Work to complete:
Retype, word for word, every line starting at the line with "Type out the text in this image." and ending with the final line of the entries; skip the pictures.

Items:
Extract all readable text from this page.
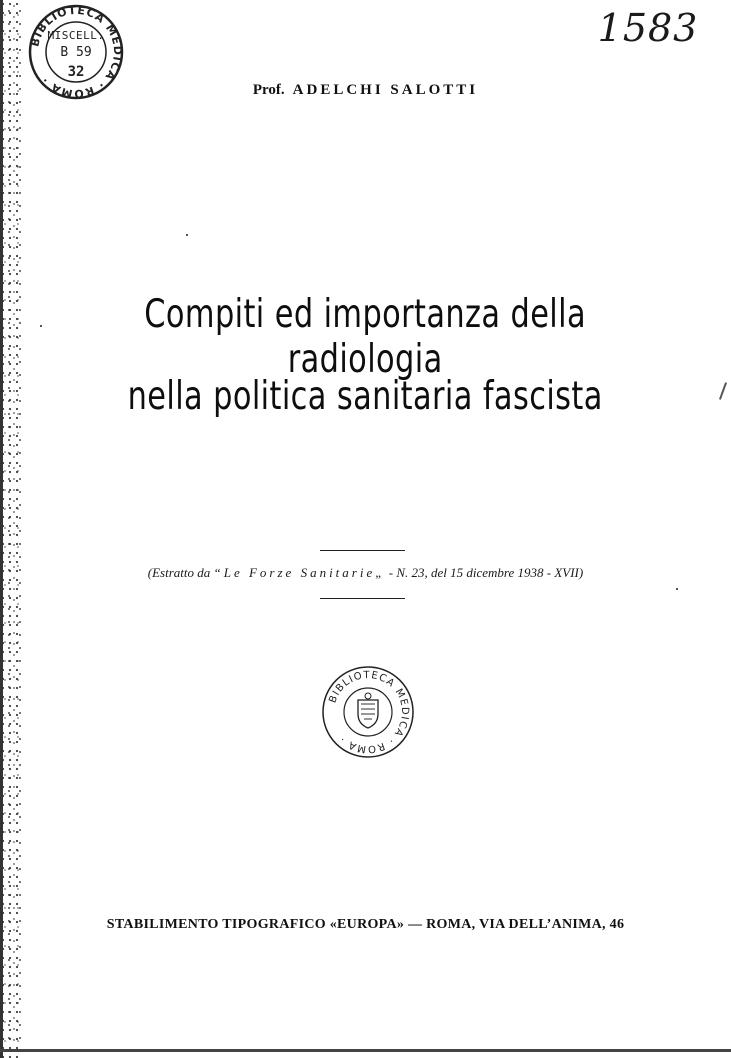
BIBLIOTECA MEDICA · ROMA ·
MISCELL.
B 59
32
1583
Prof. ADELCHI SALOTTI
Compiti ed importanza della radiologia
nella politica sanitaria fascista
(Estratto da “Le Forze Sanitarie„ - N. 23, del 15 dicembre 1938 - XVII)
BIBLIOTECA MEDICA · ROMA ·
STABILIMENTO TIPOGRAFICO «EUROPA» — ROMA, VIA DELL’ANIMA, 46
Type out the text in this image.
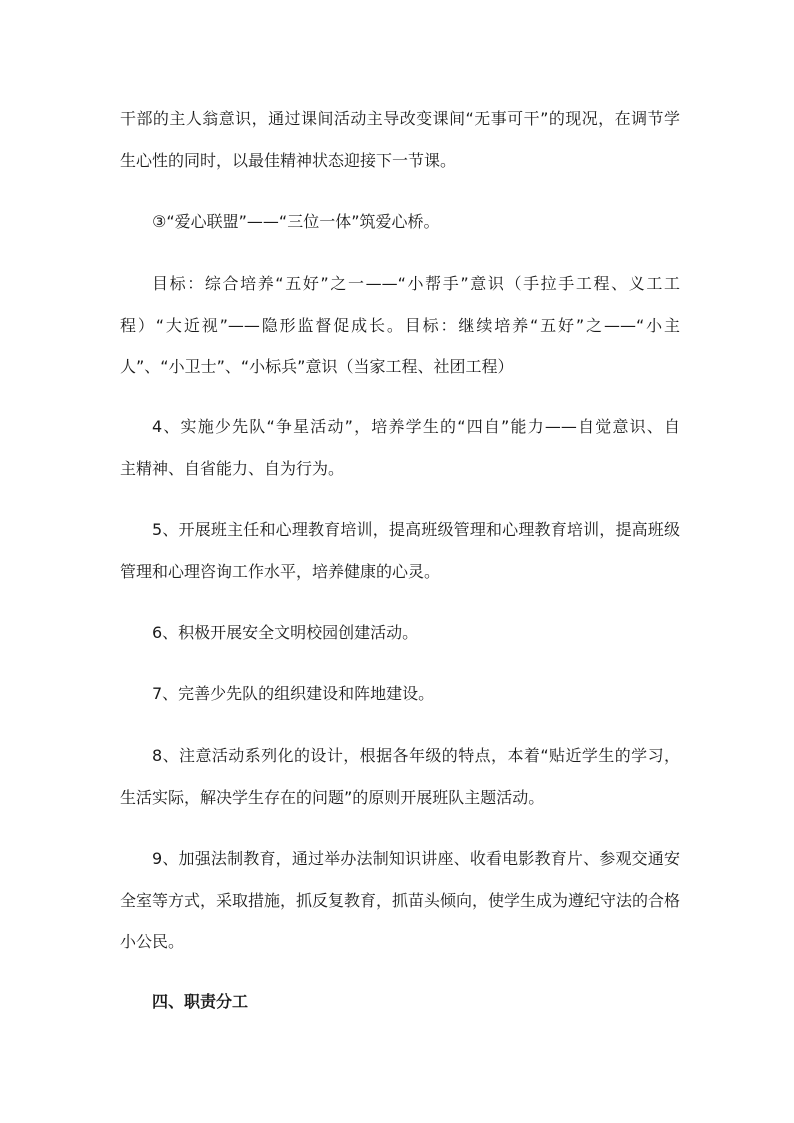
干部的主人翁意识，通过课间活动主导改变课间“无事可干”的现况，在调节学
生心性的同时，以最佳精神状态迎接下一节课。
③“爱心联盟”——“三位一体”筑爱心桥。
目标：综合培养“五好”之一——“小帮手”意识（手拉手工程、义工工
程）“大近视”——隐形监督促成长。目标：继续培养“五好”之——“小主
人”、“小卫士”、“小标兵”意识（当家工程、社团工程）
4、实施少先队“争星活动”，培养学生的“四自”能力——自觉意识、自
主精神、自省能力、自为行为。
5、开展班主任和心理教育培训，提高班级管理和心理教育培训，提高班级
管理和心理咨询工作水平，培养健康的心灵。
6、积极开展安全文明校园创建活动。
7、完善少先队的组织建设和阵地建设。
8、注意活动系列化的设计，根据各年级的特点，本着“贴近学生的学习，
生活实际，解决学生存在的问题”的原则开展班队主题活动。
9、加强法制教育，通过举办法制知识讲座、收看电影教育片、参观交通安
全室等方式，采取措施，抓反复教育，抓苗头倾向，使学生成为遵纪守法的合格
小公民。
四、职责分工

Response:
Type out the text in this image.
干部的主人翁意识，通过课间活动主导改变课间“无事可干”的现况，在调节学
生心性的同时，以最佳精神状态迎接下一节课。
③“爱心联盟”——“三位一体”筑爱心桥。
目标：综合培养“五好”之一——“小帮手”意识（手拉手工程、义工工
程）“大近视”——隐形监督促成长。目标：继续培养“五好”之——“小主
人”、“小卫士”、“小标兵”意识（当家工程、社团工程）
4、实施少先队“争星活动”，培养学生的“四自”能力——自觉意识、自
主精神、自省能力、自为行为。
5、开展班主任和心理教育培训，提高班级管理和心理教育培训，提高班级
管理和心理咨询工作水平，培养健康的心灵。
6、积极开展安全文明校园创建活动。
7、完善少先队的组织建设和阵地建设。
8、注意活动系列化的设计，根据各年级的特点，本着“贴近学生的学习，
生活实际，解决学生存在的问题”的原则开展班队主题活动。
9、加强法制教育，通过举办法制知识讲座、收看电影教育片、参观交通安
全室等方式，采取措施，抓反复教育，抓苗头倾向，使学生成为遵纪守法的合格
小公民。
四、职责分工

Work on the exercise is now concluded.